Extract the lines that carry the string "nemovitostí" from the listing.

[Figure content listings]
----
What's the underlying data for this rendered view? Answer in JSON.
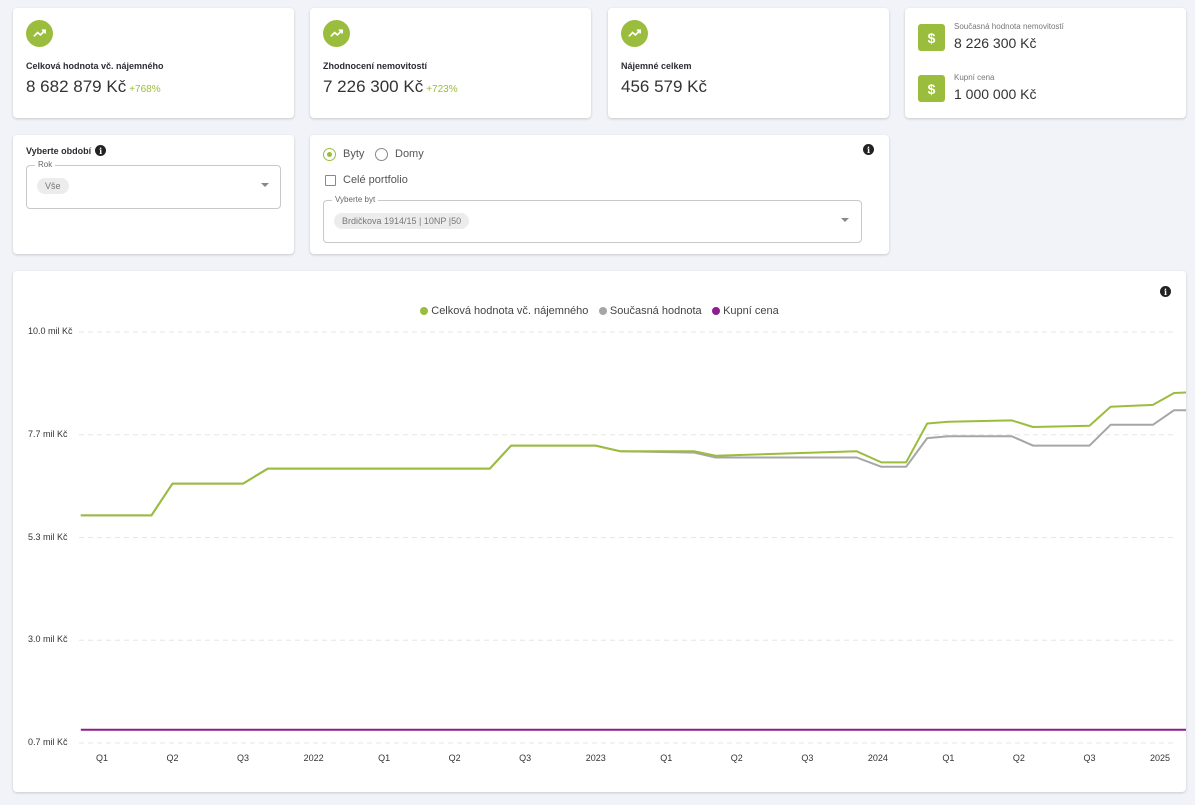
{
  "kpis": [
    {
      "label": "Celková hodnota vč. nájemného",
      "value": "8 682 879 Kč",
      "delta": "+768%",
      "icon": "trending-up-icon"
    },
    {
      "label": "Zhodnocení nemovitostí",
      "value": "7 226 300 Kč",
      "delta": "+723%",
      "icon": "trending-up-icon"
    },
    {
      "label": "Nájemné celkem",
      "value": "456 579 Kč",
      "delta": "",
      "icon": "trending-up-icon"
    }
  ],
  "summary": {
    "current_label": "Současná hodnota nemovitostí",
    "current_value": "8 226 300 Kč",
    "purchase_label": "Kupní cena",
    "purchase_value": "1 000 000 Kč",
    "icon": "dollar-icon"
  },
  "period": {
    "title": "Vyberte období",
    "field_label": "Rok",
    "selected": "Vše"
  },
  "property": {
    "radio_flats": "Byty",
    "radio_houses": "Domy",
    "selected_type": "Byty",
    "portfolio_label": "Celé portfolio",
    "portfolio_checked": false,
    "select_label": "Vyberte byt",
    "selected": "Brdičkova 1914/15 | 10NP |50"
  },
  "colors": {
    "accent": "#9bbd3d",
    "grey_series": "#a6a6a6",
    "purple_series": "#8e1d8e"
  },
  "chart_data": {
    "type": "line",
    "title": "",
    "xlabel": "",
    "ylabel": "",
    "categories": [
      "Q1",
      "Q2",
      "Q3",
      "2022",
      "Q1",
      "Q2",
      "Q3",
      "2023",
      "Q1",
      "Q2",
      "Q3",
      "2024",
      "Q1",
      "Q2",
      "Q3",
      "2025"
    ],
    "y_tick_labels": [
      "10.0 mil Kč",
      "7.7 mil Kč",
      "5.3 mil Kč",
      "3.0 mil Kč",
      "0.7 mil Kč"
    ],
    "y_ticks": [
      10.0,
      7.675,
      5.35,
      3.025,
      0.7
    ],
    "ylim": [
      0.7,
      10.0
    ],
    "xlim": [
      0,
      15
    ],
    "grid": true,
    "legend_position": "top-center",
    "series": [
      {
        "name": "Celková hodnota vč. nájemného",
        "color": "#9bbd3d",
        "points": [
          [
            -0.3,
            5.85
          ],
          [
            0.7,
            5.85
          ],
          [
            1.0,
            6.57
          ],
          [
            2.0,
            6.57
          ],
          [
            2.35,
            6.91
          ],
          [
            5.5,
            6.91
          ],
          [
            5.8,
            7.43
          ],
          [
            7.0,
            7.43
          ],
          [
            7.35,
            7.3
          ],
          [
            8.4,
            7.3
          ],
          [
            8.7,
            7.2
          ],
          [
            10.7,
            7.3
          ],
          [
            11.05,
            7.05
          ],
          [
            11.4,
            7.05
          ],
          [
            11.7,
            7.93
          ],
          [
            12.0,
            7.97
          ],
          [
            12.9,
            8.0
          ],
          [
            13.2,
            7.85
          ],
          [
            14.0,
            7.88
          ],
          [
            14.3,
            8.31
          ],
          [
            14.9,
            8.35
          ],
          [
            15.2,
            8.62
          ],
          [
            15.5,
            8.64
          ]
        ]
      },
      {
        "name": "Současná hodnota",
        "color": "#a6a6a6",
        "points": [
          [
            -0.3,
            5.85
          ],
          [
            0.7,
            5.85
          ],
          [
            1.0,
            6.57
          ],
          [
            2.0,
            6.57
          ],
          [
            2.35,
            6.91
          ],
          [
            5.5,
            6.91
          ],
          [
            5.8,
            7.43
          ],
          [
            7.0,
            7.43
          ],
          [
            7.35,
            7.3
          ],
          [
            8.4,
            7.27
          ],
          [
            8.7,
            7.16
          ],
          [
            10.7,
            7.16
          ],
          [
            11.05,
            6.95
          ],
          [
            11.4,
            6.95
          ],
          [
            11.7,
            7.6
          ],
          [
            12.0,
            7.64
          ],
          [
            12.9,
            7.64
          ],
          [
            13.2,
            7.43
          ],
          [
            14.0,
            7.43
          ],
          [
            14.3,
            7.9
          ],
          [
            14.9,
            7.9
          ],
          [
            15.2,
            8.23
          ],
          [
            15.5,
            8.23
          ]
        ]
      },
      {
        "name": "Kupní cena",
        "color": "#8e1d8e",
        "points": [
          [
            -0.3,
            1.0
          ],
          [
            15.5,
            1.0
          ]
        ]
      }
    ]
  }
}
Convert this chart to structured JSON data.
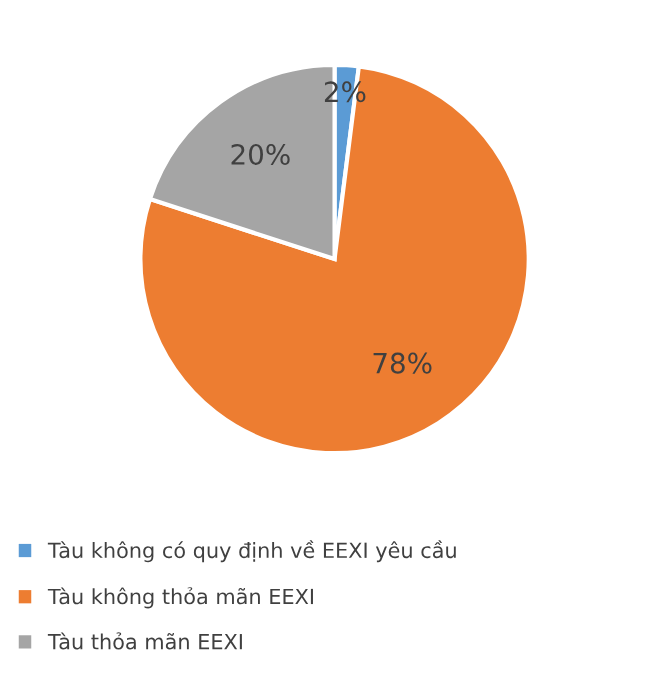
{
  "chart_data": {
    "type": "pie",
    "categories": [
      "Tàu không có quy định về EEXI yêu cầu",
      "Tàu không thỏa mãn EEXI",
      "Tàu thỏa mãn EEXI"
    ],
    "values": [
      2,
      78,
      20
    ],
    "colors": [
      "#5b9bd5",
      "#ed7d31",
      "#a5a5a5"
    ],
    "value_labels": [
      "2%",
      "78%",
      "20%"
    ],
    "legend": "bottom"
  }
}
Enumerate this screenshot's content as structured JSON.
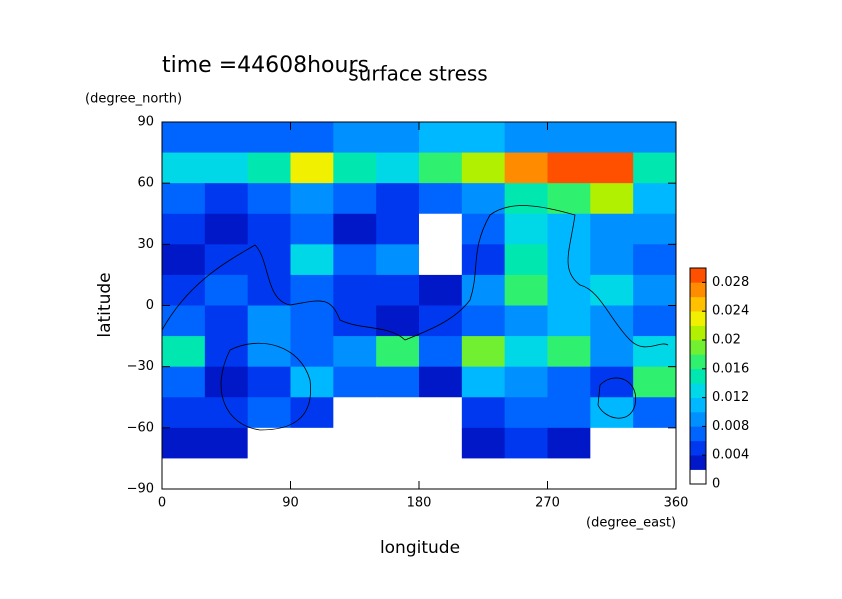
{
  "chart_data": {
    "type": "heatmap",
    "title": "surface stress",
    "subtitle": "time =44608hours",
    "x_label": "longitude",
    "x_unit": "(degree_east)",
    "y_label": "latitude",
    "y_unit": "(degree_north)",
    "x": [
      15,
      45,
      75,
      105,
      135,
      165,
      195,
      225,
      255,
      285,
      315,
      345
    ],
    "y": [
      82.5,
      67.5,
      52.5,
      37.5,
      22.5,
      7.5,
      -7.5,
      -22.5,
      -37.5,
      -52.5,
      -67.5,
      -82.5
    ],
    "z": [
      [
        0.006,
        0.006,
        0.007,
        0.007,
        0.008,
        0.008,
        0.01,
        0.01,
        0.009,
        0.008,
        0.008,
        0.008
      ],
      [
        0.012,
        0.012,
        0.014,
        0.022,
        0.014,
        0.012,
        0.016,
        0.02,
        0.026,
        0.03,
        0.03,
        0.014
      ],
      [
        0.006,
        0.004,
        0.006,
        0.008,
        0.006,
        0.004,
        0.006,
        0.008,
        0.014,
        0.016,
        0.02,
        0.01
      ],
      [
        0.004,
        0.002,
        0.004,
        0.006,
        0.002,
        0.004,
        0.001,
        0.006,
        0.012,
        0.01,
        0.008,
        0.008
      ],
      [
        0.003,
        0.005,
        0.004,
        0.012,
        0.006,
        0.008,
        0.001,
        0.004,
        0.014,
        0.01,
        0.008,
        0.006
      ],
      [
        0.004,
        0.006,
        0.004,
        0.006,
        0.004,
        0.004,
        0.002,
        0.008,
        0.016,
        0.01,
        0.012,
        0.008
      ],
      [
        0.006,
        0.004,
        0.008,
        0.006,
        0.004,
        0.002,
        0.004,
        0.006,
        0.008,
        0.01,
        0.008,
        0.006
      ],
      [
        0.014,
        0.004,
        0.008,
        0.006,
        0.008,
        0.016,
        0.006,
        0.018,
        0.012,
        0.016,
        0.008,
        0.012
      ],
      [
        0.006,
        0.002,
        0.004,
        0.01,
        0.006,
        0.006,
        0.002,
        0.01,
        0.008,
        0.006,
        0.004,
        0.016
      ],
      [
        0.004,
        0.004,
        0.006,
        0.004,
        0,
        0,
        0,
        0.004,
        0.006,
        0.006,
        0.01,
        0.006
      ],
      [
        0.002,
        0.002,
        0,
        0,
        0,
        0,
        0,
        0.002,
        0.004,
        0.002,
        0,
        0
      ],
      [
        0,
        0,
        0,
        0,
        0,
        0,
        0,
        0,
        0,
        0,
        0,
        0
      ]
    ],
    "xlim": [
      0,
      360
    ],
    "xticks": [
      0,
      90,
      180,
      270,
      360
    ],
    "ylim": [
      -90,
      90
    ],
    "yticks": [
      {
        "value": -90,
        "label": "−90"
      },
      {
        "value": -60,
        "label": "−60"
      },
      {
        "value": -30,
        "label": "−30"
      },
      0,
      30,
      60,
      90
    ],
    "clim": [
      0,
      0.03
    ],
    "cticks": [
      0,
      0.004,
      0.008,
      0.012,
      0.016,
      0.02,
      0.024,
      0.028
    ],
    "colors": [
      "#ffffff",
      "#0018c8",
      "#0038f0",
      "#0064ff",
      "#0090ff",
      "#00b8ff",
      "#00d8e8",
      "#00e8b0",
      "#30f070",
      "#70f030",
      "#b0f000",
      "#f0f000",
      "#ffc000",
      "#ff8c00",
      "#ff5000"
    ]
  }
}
----
## [Solution for this problem]
      "label": "Zhodnocení nemovitostí",
    "current_label": "Současná hodnota nemovitostí",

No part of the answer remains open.